Commit 8cb1ae19 authored Nov 01, 2021 by Linus Torvalds

Merge tag 'x86-fpu-2021-11-01' of git://git.kernel.org/pub/scm/linux/kernel/git/tip/tip

Pull x86 fpu updates from Thomas Gleixner:

 - Cleanup of extable fixup handling to be more robust, which in turn
   allows to make the FPU exception fixups more robust as well.

 - Change the return code for signal frame related failures from
   explicit error codes to a boolean fail/success as that's all what the
   calling code evaluates.

 - A large refactoring of the FPU code to prepare for adding AMX
   support:

      - Distangle the public header maze and remove especially the
        misnomed kitchen sink internal.h which is despite it's name
        included all over the place.

      - Add a proper abstraction for the register buffer storage (struct
        fpstate) which allows to dynamically size the buffer at runtime
        by flipping the pointer to the buffer container from the default
        container which is embedded in task_struct::tread::fpu to a
        dynamically allocated container with a larger register buffer.

      - Convert the code over to the new fpstate mechanism.

      - Consolidate the KVM FPU handling by moving the FPU related code
        into the FPU core which removes the number of exports and avoids
        adding even more export when AMX has to be supported in KVM.
==============================
## Description of the task
Print the part of the commit message starting at "- Cleanup of" and ending at "over the place.", word for word. You won't need the entries for this.
==============================
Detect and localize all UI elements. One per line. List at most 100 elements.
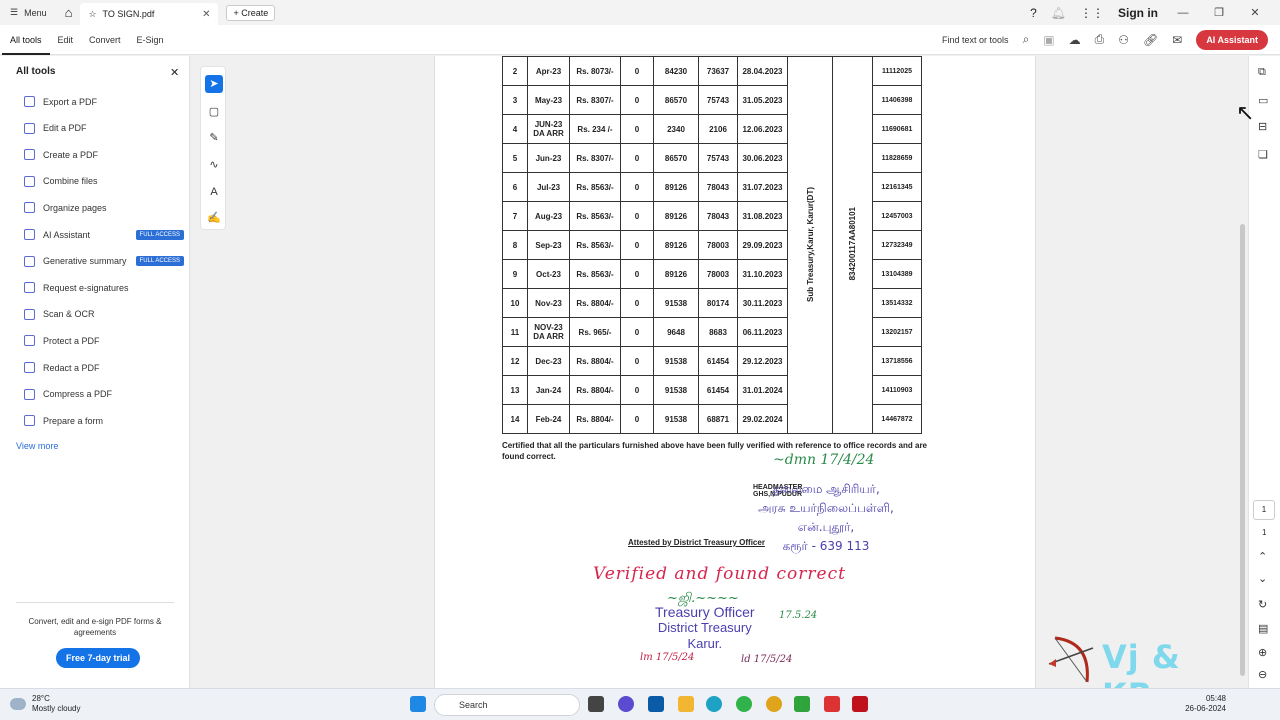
chevron-up-icon[interactable]: ⌃ [1258,550,1267,563]
vertical-scrollbar[interactable] [1240,224,1245,676]
email-icon[interactable]: ✉ [1172,33,1182,47]
sign-pen-icon[interactable]: ✍ [205,209,223,227]
table-cell: 31.01.2024 [737,375,788,405]
free-trial-button[interactable]: Free 7-day trial [56,648,141,668]
tool-item[interactable]: Organize pages [24,202,184,214]
apps-grid-icon[interactable]: ⋮⋮ [1080,6,1104,20]
maximize-icon[interactable]: ❐ [1208,6,1230,19]
task-view-icon[interactable] [588,696,604,712]
hamburger-icon: ☰ [10,7,19,17]
tab-edit[interactable]: Edit [50,25,82,55]
table-cell: 91538 [653,288,699,318]
mouse-cursor-icon: ↖ [1236,100,1255,125]
table-cell: 29.09.2023 [737,230,788,260]
upload-cloud-icon[interactable]: ☁ [1069,33,1081,47]
draw-freeform-icon[interactable]: ∿ [205,156,223,174]
tool-item[interactable]: Create a PDF [24,149,184,161]
table-cell: 0 [620,375,654,405]
tool-icon [24,175,35,187]
refresh-icon[interactable]: ↻ [1258,598,1267,611]
table-cell: 91538 [653,404,699,434]
tool-item[interactable]: Generative summary FULL ACCESS [24,255,184,267]
windows-start-icon[interactable] [410,696,426,712]
select-cursor-icon[interactable]: ➤ [205,75,223,93]
link-icon[interactable]: 🔗︎ [1143,33,1158,47]
tool-icon [24,362,35,373]
edge-icon[interactable] [706,696,722,712]
text-box-icon[interactable]: A [205,183,223,201]
zoom-out-icon[interactable]: ⊖ [1258,668,1267,681]
comments-icon[interactable]: ▭ [1258,94,1268,107]
share-icon[interactable]: ⚇ [1118,33,1129,47]
tool-item[interactable]: AI Assistant FULL ACCESS [24,229,184,240]
tool-label: Redact a PDF [43,362,100,373]
tab-e-sign[interactable]: E-Sign [129,25,172,55]
pages-icon[interactable]: ❏ [1258,148,1268,161]
tool-label: Export a PDF [43,96,98,107]
to-line3: Karur. [687,636,723,651]
file-explorer-icon[interactable] [678,696,694,712]
chrome-icon[interactable] [766,696,782,712]
close-panel-icon[interactable]: ✕ [170,66,179,79]
view-more-link[interactable]: View more [16,441,58,451]
red-app-icon[interactable] [824,696,840,712]
home-icon[interactable]: ⌂ [57,5,81,20]
create-button[interactable]: + Create [226,4,276,21]
search-icon[interactable]: ⌕ [1023,32,1030,47]
ai-assistant-button[interactable]: AI Assistant [1196,29,1268,50]
whatsapp-icon[interactable] [736,696,752,712]
tool-item[interactable]: Scan & OCR [24,308,184,320]
print-icon[interactable]: ⎙ [1095,32,1105,47]
green-app-icon[interactable] [794,696,810,712]
tool-item[interactable]: Protect a PDF [24,335,184,347]
store-icon[interactable] [648,696,664,712]
chevron-down-icon[interactable]: ⌄ [1258,572,1267,585]
close-tab-icon[interactable]: ✕ [202,9,210,20]
highlight-pen-icon[interactable]: ✎ [205,129,223,147]
bookmark-icon[interactable]: ⊟ [1258,120,1267,133]
tool-icon [24,122,35,134]
document-viewport[interactable]: 2 Apr-23 Rs. 8073/- 0 84230 73637 28.04.2023 Su… [192,56,1242,688]
save-icon[interactable]: ▣ [1043,33,1054,47]
tool-item[interactable]: Redact a PDF [24,362,184,373]
table-cell: 0 [620,85,654,115]
notification-icon[interactable]: 🔔︎ [1051,6,1066,20]
acrobat-icon[interactable] [852,696,868,712]
tool-item[interactable]: Edit a PDF [24,122,184,134]
tab-all-tools[interactable]: All tools [2,25,50,55]
page-number-input[interactable]: 1 [1253,500,1275,520]
find-text-label[interactable]: Find text or tools [942,35,1009,45]
tool-item[interactable]: Request e-signatures [24,282,184,294]
bow-arrow-logo-icon [1048,636,1094,683]
taskbar-search[interactable]: Search [434,694,580,716]
minimize-icon[interactable]: — [1172,7,1194,19]
table-cell: 12.06.2023 [737,114,788,144]
close-window-icon[interactable]: ✕ [1244,6,1266,19]
tool-item[interactable]: Combine files [24,175,184,187]
tool-item[interactable]: Compress a PDF [24,388,184,400]
tool-item[interactable]: Prepare a form [24,415,184,427]
table-cell: 0 [620,288,654,318]
menu-button[interactable]: ☰ Menu [0,0,57,25]
document-tab[interactable]: ☆ TO SIGN.pdf ✕ [80,3,219,25]
star-icon[interactable]: ☆ [88,9,96,20]
system-clock[interactable]: 05:48 26-06-2024 [1184,694,1226,714]
add-comment-icon[interactable]: ▢ [205,103,223,121]
tool-label: Compress a PDF [43,389,113,400]
tool-icon [24,96,35,107]
zoom-in-icon[interactable]: ⊕ [1258,646,1267,659]
table-cell: 78003 [698,230,738,260]
fit-page-icon[interactable]: ▤ [1258,622,1268,635]
table-cell: 0 [620,317,654,347]
table-cell: 11 [502,317,528,347]
tool-item[interactable]: Export a PDF [24,96,184,107]
chat-icon[interactable] [618,696,634,712]
organize-icon[interactable]: ⧉ [1258,66,1266,79]
help-icon[interactable]: ? [1030,6,1037,20]
tab-convert[interactable]: Convert [81,25,129,55]
weather-widget[interactable]: 28°C Mostly cloudy [10,694,80,714]
sign-in-button[interactable]: Sign in [1118,6,1158,20]
treasury-vertical: Sub Treasury,Karur, Karur(DT) [805,186,815,302]
weather-text: 28°C Mostly cloudy [32,694,80,714]
table-cell: Rs. 8073/- [569,56,621,86]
==============================
## Answer to the task
- Cleanup of extable fixup handling to be more robust, which in turn
   allows to make the FPU exception fixups more robust as well.

 - Change the return code for signal frame related failures from
   explicit error codes to a boolean fail/success as that's all what the
   calling code evaluates.

 - A large refactoring of the FPU code to prepare for adding AMX
   support:

      - Distangle the public header maze and remove especially the
        misnomed kitchen sink internal.h which is despite it's name
        included all over the place.